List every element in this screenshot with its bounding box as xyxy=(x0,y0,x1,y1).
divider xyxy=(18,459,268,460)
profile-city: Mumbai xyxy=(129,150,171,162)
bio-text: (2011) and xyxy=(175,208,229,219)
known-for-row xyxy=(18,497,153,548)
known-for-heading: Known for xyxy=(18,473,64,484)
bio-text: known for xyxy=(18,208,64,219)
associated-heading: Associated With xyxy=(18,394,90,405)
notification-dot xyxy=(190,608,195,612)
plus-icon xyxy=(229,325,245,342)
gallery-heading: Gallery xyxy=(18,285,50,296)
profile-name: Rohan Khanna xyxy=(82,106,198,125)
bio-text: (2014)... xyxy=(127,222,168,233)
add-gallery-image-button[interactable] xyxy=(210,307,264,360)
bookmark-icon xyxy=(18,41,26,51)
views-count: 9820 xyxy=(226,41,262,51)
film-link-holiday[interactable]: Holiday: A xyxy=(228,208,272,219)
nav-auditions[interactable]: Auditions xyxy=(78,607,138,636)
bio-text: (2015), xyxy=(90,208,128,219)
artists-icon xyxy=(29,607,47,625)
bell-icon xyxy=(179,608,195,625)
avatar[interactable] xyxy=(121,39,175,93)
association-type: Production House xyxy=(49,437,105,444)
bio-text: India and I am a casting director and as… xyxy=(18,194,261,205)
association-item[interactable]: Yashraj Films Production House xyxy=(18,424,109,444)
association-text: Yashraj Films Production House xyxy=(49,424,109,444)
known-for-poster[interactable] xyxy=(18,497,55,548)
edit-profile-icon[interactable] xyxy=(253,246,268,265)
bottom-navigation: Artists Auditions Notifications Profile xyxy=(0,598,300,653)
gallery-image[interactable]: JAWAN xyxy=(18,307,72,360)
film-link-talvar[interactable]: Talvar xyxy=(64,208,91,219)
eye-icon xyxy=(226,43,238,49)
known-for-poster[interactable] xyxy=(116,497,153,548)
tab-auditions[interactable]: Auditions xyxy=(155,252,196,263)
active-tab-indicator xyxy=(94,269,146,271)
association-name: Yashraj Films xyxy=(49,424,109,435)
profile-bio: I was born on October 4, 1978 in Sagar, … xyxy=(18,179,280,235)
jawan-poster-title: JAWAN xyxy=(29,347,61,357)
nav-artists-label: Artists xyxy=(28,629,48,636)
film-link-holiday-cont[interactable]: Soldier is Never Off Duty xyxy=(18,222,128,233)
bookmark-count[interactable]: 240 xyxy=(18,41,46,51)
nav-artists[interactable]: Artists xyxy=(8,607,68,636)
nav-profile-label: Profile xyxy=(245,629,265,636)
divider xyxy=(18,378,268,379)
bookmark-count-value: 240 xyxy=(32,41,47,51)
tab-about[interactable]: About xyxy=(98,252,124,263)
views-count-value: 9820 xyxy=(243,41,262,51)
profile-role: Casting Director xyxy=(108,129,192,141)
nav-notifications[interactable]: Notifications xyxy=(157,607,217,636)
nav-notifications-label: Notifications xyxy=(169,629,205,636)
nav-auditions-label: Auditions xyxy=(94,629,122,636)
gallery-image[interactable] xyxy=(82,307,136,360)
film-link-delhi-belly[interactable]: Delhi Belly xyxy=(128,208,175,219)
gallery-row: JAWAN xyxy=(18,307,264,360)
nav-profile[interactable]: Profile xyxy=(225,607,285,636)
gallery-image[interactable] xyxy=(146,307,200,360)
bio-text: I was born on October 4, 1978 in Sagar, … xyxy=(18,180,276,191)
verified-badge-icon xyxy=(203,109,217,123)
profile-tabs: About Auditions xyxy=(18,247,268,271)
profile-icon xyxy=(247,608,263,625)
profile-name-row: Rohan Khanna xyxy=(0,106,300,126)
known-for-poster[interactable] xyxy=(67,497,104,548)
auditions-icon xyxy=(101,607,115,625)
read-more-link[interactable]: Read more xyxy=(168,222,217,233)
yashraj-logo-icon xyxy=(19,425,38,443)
· · · ·
Edit the material from its first line through the line containing "association-item[interactable]: Yashraj Films" so that "Mumbai" reads "Pune", leaving everything else the same, and return only those lines.

-- FINISHED EXERCISE --
List every element in this screenshot with its bounding box as xyxy=(x0,y0,x1,y1).
divider xyxy=(18,459,268,460)
profile-city: Pune xyxy=(129,150,171,162)
bio-text: (2011) and xyxy=(175,208,229,219)
known-for-row xyxy=(18,497,153,548)
known-for-heading: Known for xyxy=(18,473,64,484)
bio-text: known for xyxy=(18,208,64,219)
associated-heading: Associated With xyxy=(18,394,90,405)
notification-dot xyxy=(190,608,195,612)
plus-icon xyxy=(229,325,245,342)
gallery-heading: Gallery xyxy=(18,285,50,296)
profile-name: Rohan Khanna xyxy=(82,106,198,125)
bio-text: (2014)... xyxy=(127,222,168,233)
add-gallery-image-button[interactable] xyxy=(210,307,264,360)
bookmark-icon xyxy=(18,41,26,51)
views-count: 9820 xyxy=(226,41,262,51)
film-link-holiday[interactable]: Holiday: A xyxy=(228,208,272,219)
nav-auditions[interactable]: Auditions xyxy=(78,607,138,636)
bio-text: (2015), xyxy=(90,208,128,219)
artists-icon xyxy=(29,607,47,625)
bell-icon xyxy=(179,608,195,625)
avatar[interactable] xyxy=(121,39,175,93)
association-type: Production House xyxy=(49,437,105,444)
bio-text: India and I am a casting director and as… xyxy=(18,194,261,205)
association-item[interactable]: Yashraj Films Production House xyxy=(18,424,109,444)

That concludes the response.